*** RECORDS TO PROCESS

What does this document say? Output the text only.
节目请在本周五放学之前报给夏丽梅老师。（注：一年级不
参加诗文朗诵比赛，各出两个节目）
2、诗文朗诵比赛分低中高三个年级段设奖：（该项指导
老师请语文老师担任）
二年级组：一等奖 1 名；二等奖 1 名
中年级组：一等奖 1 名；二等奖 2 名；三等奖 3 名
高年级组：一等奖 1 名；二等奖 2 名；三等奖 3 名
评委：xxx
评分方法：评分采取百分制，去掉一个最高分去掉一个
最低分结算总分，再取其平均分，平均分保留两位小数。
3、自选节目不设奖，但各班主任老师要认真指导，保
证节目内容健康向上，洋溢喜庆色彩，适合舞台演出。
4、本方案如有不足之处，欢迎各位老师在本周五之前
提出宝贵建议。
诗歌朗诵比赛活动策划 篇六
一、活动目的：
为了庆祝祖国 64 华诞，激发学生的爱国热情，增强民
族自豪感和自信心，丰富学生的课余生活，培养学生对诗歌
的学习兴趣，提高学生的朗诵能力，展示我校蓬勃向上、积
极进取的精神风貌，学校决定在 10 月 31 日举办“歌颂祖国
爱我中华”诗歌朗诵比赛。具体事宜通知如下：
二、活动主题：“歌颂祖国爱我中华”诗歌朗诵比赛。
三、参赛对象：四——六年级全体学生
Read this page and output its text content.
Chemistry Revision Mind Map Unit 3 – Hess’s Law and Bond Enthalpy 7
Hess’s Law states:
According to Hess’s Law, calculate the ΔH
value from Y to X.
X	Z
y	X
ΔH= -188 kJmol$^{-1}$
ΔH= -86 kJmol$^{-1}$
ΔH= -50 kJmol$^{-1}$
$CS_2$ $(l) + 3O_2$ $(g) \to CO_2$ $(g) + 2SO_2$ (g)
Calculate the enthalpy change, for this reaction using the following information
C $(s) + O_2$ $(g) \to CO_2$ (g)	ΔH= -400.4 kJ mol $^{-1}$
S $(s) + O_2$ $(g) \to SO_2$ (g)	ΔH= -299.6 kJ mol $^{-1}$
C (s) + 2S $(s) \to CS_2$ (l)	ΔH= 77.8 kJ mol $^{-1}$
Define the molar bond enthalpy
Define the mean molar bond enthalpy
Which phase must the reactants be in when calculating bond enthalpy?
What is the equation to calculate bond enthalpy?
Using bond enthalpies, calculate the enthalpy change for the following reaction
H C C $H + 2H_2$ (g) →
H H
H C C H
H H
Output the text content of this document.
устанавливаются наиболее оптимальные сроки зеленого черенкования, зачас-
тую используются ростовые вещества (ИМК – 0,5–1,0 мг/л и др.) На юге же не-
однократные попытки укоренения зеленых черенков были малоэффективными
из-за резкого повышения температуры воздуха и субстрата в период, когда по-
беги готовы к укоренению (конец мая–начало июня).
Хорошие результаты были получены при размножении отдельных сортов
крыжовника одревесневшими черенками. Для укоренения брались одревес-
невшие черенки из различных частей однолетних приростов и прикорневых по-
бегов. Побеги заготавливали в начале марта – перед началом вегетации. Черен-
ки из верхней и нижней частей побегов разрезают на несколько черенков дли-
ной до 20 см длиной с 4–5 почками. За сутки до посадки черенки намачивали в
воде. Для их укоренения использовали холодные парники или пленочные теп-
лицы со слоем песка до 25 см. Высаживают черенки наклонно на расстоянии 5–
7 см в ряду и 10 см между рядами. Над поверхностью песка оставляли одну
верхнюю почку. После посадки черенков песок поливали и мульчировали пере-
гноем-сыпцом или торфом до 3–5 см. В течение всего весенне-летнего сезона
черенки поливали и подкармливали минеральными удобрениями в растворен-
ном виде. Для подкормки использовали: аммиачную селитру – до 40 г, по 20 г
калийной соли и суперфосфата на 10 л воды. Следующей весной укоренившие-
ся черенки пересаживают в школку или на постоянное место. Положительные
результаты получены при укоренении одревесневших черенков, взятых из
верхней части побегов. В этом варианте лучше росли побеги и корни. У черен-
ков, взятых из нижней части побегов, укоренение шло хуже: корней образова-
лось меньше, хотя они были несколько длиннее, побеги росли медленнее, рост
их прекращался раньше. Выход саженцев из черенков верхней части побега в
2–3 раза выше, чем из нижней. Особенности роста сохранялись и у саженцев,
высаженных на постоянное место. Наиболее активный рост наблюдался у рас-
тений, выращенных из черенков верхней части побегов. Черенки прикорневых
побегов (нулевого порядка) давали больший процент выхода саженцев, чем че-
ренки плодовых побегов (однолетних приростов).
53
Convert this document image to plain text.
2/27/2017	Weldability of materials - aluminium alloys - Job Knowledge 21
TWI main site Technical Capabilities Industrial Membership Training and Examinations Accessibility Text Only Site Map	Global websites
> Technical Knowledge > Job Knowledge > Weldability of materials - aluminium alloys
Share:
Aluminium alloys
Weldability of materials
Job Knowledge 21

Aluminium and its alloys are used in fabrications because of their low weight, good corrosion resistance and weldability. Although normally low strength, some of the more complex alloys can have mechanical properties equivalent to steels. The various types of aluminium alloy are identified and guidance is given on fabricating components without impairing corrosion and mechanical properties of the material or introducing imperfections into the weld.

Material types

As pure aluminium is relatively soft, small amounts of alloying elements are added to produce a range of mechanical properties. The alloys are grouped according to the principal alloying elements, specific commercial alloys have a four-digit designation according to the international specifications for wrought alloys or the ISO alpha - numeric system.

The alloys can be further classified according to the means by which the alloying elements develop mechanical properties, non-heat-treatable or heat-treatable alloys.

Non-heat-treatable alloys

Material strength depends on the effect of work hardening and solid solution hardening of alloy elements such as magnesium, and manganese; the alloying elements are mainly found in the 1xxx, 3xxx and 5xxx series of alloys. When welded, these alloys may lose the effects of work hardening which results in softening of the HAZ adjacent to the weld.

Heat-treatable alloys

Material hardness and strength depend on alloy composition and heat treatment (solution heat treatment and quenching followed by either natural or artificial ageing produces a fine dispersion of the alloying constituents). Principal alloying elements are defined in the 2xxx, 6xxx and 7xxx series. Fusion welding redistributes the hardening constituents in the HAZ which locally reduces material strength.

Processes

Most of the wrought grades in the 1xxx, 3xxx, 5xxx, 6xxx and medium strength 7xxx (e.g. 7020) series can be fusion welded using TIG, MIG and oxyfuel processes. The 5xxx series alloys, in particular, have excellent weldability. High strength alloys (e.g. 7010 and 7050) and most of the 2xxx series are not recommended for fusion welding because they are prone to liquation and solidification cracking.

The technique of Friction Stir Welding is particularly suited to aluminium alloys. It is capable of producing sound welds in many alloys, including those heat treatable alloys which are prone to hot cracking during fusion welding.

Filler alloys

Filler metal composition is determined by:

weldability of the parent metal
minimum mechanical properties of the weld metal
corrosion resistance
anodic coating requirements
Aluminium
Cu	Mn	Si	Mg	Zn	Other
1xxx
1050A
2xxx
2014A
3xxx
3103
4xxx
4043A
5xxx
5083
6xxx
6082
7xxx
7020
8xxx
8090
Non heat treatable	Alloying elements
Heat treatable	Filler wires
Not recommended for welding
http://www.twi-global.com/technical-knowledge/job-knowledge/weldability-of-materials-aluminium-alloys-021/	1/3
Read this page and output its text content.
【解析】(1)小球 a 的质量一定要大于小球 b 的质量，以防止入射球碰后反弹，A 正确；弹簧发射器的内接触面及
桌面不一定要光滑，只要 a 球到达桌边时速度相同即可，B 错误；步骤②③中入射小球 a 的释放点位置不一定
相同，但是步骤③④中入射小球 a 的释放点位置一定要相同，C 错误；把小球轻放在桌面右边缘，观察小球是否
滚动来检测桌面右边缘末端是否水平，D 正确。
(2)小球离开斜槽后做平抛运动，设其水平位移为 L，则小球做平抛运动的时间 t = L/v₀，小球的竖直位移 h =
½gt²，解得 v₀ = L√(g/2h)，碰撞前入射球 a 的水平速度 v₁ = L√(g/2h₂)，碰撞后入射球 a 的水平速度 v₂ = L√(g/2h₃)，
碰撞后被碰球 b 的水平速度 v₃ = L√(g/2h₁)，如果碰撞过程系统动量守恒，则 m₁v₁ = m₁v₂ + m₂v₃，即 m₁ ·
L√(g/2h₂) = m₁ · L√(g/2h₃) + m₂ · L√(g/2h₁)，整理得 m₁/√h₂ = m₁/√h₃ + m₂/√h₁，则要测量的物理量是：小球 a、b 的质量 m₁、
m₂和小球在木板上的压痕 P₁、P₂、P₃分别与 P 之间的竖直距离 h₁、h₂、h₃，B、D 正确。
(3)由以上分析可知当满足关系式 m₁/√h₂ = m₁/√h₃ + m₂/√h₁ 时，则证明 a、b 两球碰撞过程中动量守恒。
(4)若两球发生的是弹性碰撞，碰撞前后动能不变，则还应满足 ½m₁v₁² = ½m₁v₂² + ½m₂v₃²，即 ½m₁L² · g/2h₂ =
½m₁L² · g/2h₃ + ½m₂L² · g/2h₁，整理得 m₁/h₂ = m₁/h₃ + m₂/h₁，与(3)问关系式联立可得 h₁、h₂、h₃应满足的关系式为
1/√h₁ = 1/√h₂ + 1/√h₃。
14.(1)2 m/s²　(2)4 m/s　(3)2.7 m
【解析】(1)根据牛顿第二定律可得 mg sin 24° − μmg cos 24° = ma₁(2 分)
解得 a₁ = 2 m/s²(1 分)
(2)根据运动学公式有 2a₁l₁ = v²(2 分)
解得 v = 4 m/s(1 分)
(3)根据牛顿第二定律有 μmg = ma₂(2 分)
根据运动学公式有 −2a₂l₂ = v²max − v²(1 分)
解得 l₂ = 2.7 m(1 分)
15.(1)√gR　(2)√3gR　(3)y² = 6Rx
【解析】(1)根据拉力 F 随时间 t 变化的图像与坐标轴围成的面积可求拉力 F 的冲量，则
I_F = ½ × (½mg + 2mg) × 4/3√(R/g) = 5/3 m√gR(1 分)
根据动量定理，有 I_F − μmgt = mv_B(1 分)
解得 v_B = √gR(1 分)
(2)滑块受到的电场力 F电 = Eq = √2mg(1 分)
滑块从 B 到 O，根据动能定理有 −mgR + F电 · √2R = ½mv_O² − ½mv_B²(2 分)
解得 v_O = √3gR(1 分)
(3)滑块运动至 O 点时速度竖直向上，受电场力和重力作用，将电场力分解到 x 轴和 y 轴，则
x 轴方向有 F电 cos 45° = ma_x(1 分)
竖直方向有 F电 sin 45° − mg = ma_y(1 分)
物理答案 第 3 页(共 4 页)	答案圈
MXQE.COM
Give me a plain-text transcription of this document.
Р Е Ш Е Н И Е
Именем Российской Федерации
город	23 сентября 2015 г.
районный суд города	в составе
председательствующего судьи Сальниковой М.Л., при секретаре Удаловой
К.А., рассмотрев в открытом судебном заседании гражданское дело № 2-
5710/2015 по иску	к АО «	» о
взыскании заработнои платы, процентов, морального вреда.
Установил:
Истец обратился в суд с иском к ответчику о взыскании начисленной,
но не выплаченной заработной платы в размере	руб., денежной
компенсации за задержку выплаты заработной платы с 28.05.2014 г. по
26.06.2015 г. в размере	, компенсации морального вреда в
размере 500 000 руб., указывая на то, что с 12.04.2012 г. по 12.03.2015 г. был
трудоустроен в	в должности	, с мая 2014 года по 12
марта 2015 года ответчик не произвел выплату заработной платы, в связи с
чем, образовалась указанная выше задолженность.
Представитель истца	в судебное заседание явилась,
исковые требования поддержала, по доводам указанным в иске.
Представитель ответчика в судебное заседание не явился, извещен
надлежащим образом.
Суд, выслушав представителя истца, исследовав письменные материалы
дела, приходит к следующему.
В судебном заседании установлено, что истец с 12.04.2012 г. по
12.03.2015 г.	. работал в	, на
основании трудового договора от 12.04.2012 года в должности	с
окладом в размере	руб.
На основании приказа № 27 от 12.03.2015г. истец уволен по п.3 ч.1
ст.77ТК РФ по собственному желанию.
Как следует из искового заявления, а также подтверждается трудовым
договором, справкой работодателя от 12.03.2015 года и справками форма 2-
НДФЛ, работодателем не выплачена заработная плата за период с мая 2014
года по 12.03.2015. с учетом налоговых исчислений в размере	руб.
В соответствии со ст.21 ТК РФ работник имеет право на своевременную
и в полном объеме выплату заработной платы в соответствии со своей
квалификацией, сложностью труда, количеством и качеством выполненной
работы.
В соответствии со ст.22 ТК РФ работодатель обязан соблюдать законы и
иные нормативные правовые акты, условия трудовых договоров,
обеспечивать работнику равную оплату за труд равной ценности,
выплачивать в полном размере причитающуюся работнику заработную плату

******

Find how many lines include the string "судебном" and report that number alone.

◆ RESULT FOR THIS EXERCISE
2